### Recorded data

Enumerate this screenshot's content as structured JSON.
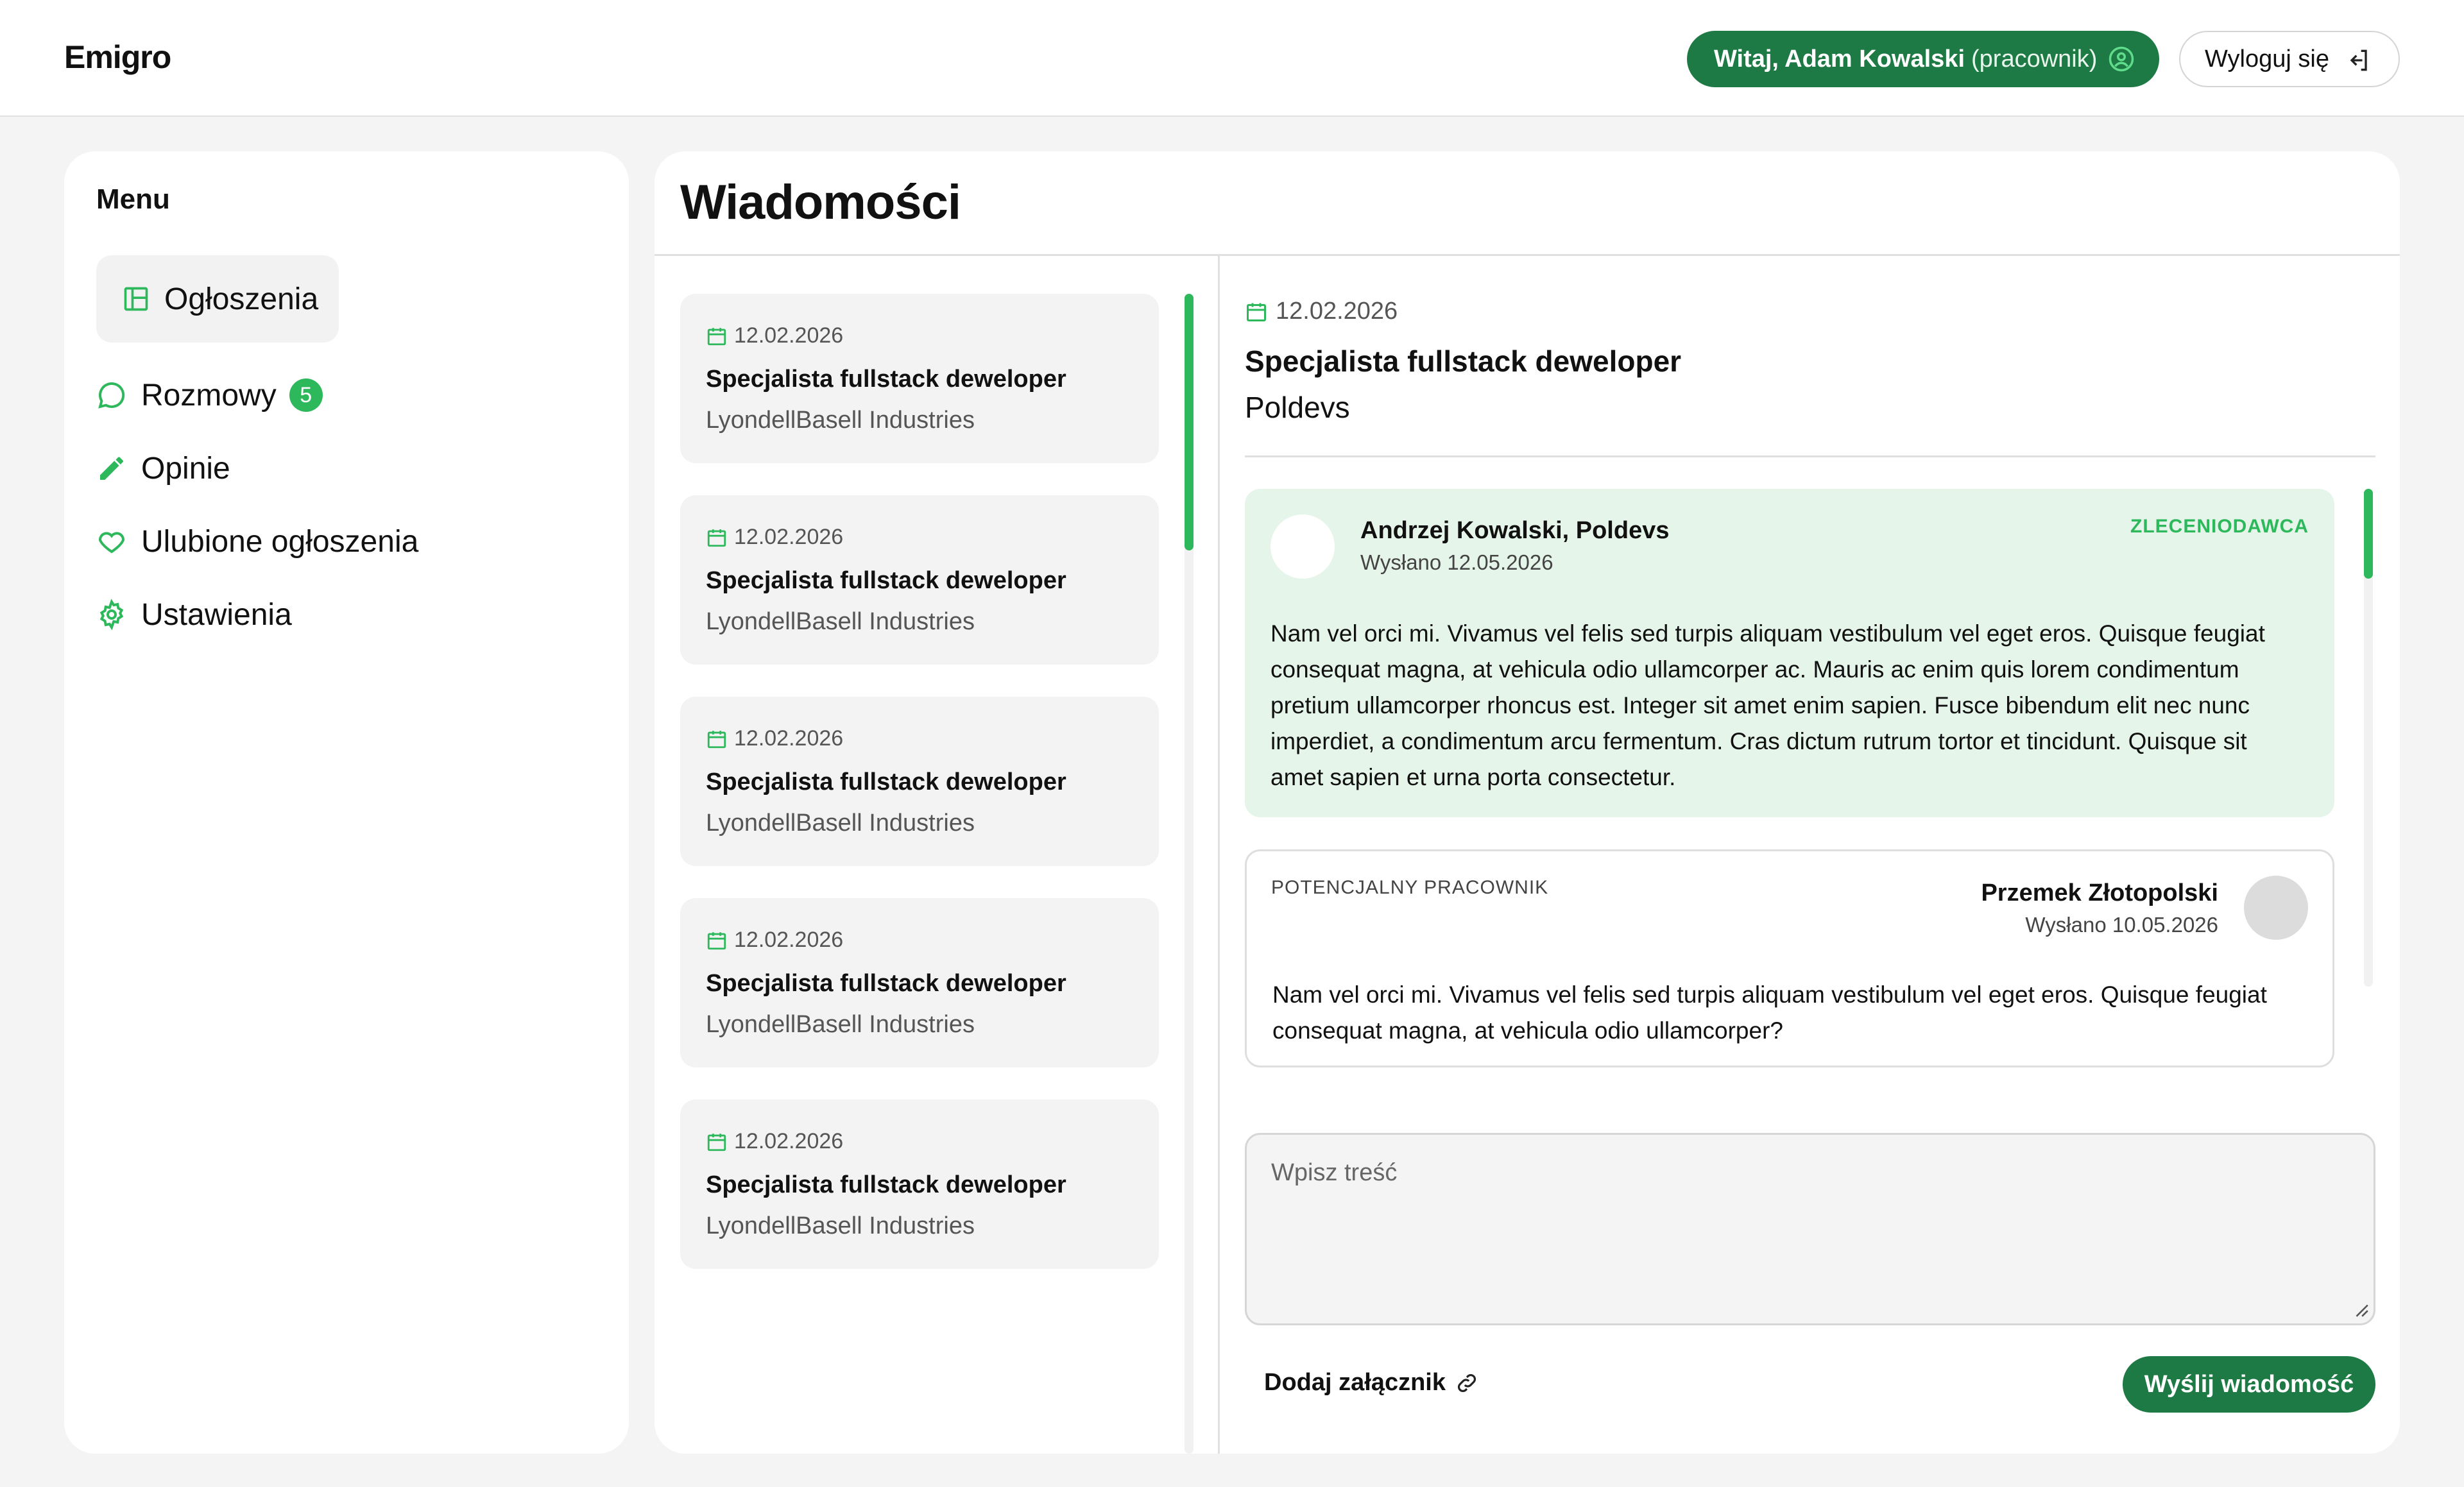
{
  "app": {
    "logo": "Emigro"
  },
  "header": {
    "welcome_bold": "Witaj, Adam Kowalski",
    "welcome_role": "(pracownik)",
    "logout_label": "Wyloguj się"
  },
  "sidebar": {
    "title": "Menu",
    "items": [
      {
        "label": "Ogłoszenia",
        "icon": "layout-icon",
        "active": true
      },
      {
        "label": "Rozmowy",
        "icon": "chat-bubble-icon",
        "badge": "5"
      },
      {
        "label": "Opinie",
        "icon": "pencil-icon"
      },
      {
        "label": "Ulubione ogłoszenia",
        "icon": "heart-icon"
      },
      {
        "label": "Ustawienia",
        "icon": "gear-icon"
      }
    ]
  },
  "main": {
    "title": "Wiadomości",
    "conversations": [
      {
        "date": "12.02.2026",
        "title": "Specjalista fullstack deweloper",
        "company": "LyondellBasell Industries"
      },
      {
        "date": "12.02.2026",
        "title": "Specjalista fullstack deweloper",
        "company": "LyondellBasell Industries"
      },
      {
        "date": "12.02.2026",
        "title": "Specjalista fullstack deweloper",
        "company": "LyondellBasell Industries"
      },
      {
        "date": "12.02.2026",
        "title": "Specjalista fullstack deweloper",
        "company": "LyondellBasell Industries"
      },
      {
        "date": "12.02.2026",
        "title": "Specjalista fullstack deweloper",
        "company": "LyondellBasell Industries"
      }
    ],
    "detail": {
      "date": "12.02.2026",
      "title": "Specjalista fullstack deweloper",
      "company": "Poldevs",
      "messages": [
        {
          "role": "ZLECENIODAWCA",
          "sender": "Andrzej Kowalski, Poldevs",
          "sent": "Wysłano 12.05.2026",
          "body": "Nam vel orci mi. Vivamus vel felis sed turpis aliquam vestibulum vel eget eros. Quisque feugiat consequat magna, at vehicula odio ullamcorper ac. Mauris ac enim quis lorem condimentum pretium ullamcorper rhoncus est. Integer sit amet enim sapien. Fusce bibendum elit nec nunc imperdiet, a condimentum arcu fermentum. Cras dictum rutrum tortor et tincidunt. Quisque sit amet sapien et urna porta consectetur."
        },
        {
          "role": "POTENCJALNY PRACOWNIK",
          "sender": "Przemek Złotopolski",
          "sent": "Wysłano 10.05.2026",
          "body": "Nam vel orci mi. Vivamus vel felis sed turpis aliquam vestibulum vel eget eros. Quisque feugiat consequat magna, at vehicula odio ullamcorper?"
        }
      ],
      "compose_placeholder": "Wpisz treść",
      "compose_value": "",
      "attach_label": "Dodaj załącznik",
      "send_label": "Wyślij wiadomość"
    }
  },
  "colors": {
    "brand_green": "#1e7a45",
    "accent_green": "#2eb85c",
    "employer_bubble": "#e6f5ea"
  }
}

######

Write out again every line above exactly as given; the pictures do not belong in the copy.

Solution for this problem ->
Enumerate this screenshot's content as structured JSON.
{
  "app": {
    "logo": "Emigro"
  },
  "header": {
    "welcome_bold": "Witaj, Adam Kowalski",
    "welcome_role": "(pracownik)",
    "logout_label": "Wyloguj się"
  },
  "sidebar": {
    "title": "Menu",
    "items": [
      {
        "label": "Ogłoszenia",
        "icon": "layout-icon",
        "active": true
      },
      {
        "label": "Rozmowy",
        "icon": "chat-bubble-icon",
        "badge": "5"
      },
      {
        "label": "Opinie",
        "icon": "pencil-icon"
      },
      {
        "label": "Ulubione ogłoszenia",
        "icon": "heart-icon"
      },
      {
        "label": "Ustawienia",
        "icon": "gear-icon"
      }
    ]
  },
  "main": {
    "title": "Wiadomości",
    "conversations": [
      {
        "date": "12.02.2026",
        "title": "Specjalista fullstack deweloper",
        "company": "LyondellBasell Industries"
      },
      {
        "date": "12.02.2026",
        "title": "Specjalista fullstack deweloper",
        "company": "LyondellBasell Industries"
      },
      {
        "date": "12.02.2026",
        "title": "Specjalista fullstack deweloper",
        "company": "LyondellBasell Industries"
      },
      {
        "date": "12.02.2026",
        "title": "Specjalista fullstack deweloper",
        "company": "LyondellBasell Industries"
      },
      {
        "date": "12.02.2026",
        "title": "Specjalista fullstack deweloper",
        "company": "LyondellBasell Industries"
      }
    ],
    "detail": {
      "date": "12.02.2026",
      "title": "Specjalista fullstack deweloper",
      "company": "Poldevs",
      "messages": [
        {
          "role": "ZLECENIODAWCA",
          "sender": "Andrzej Kowalski, Poldevs",
          "sent": "Wysłano 12.05.2026",
          "body": "Nam vel orci mi. Vivamus vel felis sed turpis aliquam vestibulum vel eget eros. Quisque feugiat consequat magna, at vehicula odio ullamcorper ac. Mauris ac enim quis lorem condimentum pretium ullamcorper rhoncus est. Integer sit amet enim sapien. Fusce bibendum elit nec nunc imperdiet, a condimentum arcu fermentum. Cras dictum rutrum tortor et tincidunt. Quisque sit amet sapien et urna porta consectetur."
        },
        {
          "role": "POTENCJALNY PRACOWNIK",
          "sender": "Przemek Złotopolski",
          "sent": "Wysłano 10.05.2026",
          "body": "Nam vel orci mi. Vivamus vel felis sed turpis aliquam vestibulum vel eget eros. Quisque feugiat consequat magna, at vehicula odio ullamcorper?"
        }
      ],
      "compose_placeholder": "Wpisz treść",
      "compose_value": "",
      "attach_label": "Dodaj załącznik",
      "send_label": "Wyślij wiadomość"
    }
  },
  "colors": {
    "brand_green": "#1e7a45",
    "accent_green": "#2eb85c",
    "employer_bubble": "#e6f5ea"
  }
}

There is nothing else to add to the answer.